WHAT IS ASKED: In full and without alteration, give the listing again.

(Items from a figure collection)
· · · · ·
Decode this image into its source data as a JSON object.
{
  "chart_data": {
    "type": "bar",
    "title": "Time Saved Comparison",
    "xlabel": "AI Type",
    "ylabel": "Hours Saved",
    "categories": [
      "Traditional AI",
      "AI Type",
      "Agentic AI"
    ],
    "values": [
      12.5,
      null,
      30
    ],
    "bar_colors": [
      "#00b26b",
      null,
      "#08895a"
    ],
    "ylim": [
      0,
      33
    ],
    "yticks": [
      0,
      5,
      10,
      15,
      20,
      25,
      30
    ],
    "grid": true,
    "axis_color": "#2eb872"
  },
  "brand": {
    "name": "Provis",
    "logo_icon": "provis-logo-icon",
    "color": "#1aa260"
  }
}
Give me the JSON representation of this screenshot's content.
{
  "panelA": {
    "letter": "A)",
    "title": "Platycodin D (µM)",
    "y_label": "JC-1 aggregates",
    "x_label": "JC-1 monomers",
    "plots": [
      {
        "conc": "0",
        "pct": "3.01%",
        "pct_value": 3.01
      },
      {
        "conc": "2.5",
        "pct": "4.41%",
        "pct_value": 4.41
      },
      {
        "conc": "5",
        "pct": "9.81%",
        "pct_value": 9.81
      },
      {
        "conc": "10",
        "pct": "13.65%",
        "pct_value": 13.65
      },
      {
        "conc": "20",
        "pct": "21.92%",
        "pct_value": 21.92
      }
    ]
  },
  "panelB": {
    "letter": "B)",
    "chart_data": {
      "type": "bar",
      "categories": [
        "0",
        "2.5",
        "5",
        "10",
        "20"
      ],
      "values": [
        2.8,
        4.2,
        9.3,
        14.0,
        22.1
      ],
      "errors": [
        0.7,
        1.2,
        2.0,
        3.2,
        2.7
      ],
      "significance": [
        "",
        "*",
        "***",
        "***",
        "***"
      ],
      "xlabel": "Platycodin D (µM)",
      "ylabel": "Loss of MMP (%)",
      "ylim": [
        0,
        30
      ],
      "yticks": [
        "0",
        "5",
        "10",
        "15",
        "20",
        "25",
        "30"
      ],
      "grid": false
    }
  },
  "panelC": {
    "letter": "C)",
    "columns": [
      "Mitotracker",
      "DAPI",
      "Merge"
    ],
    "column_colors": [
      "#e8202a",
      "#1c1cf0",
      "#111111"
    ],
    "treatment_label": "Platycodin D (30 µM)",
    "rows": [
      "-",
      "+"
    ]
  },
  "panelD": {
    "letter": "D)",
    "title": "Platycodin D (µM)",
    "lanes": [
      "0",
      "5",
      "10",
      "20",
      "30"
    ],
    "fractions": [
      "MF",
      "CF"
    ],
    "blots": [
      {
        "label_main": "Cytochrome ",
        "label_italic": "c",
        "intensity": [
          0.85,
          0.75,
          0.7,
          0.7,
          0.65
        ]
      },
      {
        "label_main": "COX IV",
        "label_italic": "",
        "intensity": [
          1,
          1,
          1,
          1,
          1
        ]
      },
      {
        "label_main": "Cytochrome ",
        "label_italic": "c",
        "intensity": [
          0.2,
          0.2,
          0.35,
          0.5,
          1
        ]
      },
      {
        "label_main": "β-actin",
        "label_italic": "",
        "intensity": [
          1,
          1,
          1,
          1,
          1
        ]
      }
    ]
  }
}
· · · · ·
FINISHED TASK:
Decode this image into its source data as a JSON object.
{
  "chart_data": {
    "type": "bar",
    "title": "Time Saved Comparison",
    "xlabel": "AI Type",
    "ylabel": "Hours Saved",
    "categories": [
      "Traditional AI",
      "AI Type",
      "Agentic AI"
    ],
    "values": [
      12.5,
      null,
      30
    ],
    "bar_colors": [
      "#00b26b",
      null,
      "#08895a"
    ],
    "ylim": [
      0,
      33
    ],
    "yticks": [
      0,
      5,
      10,
      15,
      20,
      25,
      30
    ],
    "grid": true,
    "axis_color": "#2eb872"
  },
  "brand": {
    "name": "Provis",
    "logo_icon": "provis-logo-icon",
    "color": "#1aa260"
  }
}
Give me the JSON representation of this screenshot's content.
{
  "panelA": {
    "letter": "A)",
    "title": "Platycodin D (µM)",
    "y_label": "JC-1 aggregates",
    "x_label": "JC-1 monomers",
    "plots": [
      {
        "conc": "0",
        "pct": "3.01%",
        "pct_value": 3.01
      },
      {
        "conc": "2.5",
        "pct": "4.41%",
        "pct_value": 4.41
      },
      {
        "conc": "5",
        "pct": "9.81%",
        "pct_value": 9.81
      },
      {
        "conc": "10",
        "pct": "13.65%",
        "pct_value": 13.65
      },
      {
        "conc": "20",
        "pct": "21.92%",
        "pct_value": 21.92
      }
    ]
  },
  "panelB": {
    "letter": "B)",
    "chart_data": {
      "type": "bar",
      "categories": [
        "0",
        "2.5",
        "5",
        "10",
        "20"
      ],
      "values": [
        2.8,
        4.2,
        9.3,
        14.0,
        22.1
      ],
      "errors": [
        0.7,
        1.2,
        2.0,
        3.2,
        2.7
      ],
      "significance": [
        "",
        "*",
        "***",
        "***",
        "***"
      ],
      "xlabel": "Platycodin D (µM)",
      "ylabel": "Loss of MMP (%)",
      "ylim": [
        0,
        30
      ],
      "yticks": [
        "0",
        "5",
        "10",
        "15",
        "20",
        "25",
        "30"
      ],
      "grid": false
    }
  },
  "panelC": {
    "letter": "C)",
    "columns": [
      "Mitotracker",
      "DAPI",
      "Merge"
    ],
    "column_colors": [
      "#e8202a",
      "#1c1cf0",
      "#111111"
    ],
    "treatment_label": "Platycodin D (30 µM)",
    "rows": [
      "-",
      "+"
    ]
  },
  "panelD": {
    "letter": "D)",
    "title": "Platycodin D (µM)",
    "lanes": [
      "0",
      "5",
      "10",
      "20",
      "30"
    ],
    "fractions": [
      "MF",
      "CF"
    ],
    "blots": [
      {
        "label_main": "Cytochrome ",
        "label_italic": "c",
        "intensity": [
          0.85,
          0.75,
          0.7,
          0.7,
          0.65
        ]
      },
      {
        "label_main": "COX IV",
        "label_italic": "",
        "intensity": [
          1,
          1,
          1,
          1,
          1
        ]
      },
      {
        "label_main": "Cytochrome ",
        "label_italic": "c",
        "intensity": [
          0.2,
          0.2,
          0.35,
          0.5,
          1
        ]
      },
      {
        "label_main": "β-actin",
        "label_italic": "",
        "intensity": [
          1,
          1,
          1,
          1,
          1
        ]
      }
    ]
  }
}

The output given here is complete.